- _Aim_:
Extract each line where the string "TradingView" shows up.

- _Data supplied_:

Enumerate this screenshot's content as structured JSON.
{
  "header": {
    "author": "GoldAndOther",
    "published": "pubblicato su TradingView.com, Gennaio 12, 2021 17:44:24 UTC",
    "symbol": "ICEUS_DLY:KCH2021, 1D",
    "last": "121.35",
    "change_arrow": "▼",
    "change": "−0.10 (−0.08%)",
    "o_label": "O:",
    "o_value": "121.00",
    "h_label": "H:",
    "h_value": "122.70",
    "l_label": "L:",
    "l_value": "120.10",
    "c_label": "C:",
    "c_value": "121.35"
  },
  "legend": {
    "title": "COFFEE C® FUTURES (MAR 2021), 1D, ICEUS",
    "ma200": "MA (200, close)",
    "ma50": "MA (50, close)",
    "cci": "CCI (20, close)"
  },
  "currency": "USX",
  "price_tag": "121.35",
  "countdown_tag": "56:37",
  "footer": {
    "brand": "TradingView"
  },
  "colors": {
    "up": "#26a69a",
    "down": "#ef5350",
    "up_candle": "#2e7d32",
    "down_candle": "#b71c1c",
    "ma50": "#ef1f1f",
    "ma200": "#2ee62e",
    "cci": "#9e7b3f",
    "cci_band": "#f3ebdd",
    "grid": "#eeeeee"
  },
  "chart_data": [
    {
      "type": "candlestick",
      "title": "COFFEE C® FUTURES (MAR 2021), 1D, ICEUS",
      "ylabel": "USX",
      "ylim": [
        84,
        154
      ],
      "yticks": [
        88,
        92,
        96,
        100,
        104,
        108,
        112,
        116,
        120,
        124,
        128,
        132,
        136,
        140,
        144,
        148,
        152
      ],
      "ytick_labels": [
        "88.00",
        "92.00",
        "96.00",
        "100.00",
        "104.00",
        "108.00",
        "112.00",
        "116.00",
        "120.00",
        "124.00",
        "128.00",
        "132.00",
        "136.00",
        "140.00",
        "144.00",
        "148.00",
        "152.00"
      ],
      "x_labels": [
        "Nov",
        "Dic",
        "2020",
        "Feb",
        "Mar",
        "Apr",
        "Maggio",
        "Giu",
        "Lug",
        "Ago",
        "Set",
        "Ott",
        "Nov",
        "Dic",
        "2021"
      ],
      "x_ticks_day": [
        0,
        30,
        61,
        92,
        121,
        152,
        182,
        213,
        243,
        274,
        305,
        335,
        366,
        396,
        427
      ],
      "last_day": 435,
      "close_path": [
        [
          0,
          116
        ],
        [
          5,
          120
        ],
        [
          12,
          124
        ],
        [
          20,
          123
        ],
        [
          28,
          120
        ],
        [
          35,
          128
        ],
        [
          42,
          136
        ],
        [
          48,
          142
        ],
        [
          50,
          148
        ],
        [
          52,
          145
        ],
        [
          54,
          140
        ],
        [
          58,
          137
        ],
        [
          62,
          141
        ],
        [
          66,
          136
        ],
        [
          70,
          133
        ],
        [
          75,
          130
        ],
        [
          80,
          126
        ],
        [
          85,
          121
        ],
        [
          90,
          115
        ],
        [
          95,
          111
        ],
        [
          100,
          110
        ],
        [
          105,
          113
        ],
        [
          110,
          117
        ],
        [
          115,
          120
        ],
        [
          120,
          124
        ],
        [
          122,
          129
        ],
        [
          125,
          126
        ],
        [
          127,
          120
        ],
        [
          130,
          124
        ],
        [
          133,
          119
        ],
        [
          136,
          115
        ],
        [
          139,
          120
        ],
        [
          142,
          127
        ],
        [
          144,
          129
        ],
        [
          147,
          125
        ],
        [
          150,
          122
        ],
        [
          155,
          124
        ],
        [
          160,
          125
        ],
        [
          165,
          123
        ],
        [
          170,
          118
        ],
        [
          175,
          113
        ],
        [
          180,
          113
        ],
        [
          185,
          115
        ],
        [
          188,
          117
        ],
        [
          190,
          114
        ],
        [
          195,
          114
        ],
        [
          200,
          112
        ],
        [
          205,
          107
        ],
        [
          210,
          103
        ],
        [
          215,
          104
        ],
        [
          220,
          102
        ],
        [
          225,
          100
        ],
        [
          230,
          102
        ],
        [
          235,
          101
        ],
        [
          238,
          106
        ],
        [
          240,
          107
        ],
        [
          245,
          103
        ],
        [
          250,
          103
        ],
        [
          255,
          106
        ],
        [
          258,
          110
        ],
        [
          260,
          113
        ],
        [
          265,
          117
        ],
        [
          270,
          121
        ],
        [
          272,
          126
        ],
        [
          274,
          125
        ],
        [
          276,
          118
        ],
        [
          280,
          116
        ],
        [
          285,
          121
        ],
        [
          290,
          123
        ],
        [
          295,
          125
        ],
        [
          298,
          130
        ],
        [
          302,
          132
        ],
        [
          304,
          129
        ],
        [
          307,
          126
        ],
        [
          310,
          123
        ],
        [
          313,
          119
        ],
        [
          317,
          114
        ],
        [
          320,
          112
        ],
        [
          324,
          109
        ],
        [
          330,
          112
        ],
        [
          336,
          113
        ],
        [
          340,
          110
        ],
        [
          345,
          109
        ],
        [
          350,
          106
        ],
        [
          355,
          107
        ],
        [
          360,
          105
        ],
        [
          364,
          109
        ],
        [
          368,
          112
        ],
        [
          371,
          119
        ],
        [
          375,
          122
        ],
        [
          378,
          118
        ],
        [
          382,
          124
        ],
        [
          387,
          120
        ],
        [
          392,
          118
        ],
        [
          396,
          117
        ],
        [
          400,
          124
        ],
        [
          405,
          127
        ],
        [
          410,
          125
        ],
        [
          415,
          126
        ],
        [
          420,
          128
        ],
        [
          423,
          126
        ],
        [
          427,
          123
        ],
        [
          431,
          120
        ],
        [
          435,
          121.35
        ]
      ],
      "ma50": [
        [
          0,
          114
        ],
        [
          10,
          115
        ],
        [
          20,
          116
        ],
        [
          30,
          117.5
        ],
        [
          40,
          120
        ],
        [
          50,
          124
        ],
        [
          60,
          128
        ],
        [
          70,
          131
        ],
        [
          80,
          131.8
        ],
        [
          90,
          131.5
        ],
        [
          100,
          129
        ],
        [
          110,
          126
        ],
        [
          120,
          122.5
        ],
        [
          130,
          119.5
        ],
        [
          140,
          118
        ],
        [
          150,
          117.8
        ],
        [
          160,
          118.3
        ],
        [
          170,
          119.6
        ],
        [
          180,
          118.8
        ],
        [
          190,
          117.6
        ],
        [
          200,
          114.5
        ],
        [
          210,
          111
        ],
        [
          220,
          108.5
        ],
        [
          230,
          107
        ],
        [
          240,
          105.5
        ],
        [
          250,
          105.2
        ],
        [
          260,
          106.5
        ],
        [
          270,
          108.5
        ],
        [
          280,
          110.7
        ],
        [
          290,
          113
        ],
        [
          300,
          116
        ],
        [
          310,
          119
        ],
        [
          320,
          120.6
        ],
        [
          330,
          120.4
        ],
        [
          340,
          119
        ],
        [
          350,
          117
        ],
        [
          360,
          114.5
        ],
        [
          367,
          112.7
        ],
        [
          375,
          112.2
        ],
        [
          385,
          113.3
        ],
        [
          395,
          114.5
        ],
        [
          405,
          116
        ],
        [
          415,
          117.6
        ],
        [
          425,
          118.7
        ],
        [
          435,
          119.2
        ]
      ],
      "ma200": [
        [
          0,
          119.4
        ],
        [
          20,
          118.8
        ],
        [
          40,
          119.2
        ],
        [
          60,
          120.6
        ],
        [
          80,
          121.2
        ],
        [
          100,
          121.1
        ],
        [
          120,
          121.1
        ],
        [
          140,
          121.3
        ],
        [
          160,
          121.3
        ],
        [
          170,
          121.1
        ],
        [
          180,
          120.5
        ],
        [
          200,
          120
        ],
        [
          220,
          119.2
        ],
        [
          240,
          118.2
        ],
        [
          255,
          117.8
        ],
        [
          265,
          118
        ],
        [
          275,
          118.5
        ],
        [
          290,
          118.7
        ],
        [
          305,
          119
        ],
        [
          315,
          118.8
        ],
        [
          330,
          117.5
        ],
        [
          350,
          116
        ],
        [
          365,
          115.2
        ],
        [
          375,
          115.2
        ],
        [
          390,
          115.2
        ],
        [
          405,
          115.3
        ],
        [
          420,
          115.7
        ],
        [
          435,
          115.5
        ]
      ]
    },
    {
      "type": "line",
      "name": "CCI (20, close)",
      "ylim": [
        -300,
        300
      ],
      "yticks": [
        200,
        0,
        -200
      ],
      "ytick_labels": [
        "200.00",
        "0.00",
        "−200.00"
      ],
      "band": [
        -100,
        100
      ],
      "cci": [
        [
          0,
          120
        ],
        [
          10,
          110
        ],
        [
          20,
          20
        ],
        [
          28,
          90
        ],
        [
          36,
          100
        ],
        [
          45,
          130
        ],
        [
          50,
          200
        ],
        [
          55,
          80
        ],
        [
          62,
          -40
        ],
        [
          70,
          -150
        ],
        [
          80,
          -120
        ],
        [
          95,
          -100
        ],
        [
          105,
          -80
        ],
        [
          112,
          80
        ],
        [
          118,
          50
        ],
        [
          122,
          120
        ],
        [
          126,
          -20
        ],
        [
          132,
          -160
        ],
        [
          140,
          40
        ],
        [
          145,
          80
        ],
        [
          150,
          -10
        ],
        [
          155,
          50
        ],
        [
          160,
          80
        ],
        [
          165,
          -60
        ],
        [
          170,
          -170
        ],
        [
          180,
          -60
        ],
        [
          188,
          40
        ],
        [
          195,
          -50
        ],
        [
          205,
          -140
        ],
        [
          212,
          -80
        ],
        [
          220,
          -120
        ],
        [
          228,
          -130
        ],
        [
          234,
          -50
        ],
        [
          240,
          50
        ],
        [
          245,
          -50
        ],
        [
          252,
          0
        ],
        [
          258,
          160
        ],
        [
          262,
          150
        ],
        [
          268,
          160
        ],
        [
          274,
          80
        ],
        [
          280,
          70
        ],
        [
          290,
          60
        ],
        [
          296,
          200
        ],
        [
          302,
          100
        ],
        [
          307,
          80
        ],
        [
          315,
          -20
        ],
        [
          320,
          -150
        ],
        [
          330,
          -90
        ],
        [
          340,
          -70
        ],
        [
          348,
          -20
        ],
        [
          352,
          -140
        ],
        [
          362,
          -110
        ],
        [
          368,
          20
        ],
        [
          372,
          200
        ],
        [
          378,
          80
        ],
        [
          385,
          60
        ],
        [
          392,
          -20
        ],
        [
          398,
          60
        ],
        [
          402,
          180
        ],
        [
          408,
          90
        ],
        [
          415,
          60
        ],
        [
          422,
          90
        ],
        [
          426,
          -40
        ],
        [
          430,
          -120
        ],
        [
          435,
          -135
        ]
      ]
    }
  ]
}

- _The output_:
    "published": "pubblicato su TradingView.com, Gennaio 12, 2021 17:44:24 UTC",
    "brand": "TradingView"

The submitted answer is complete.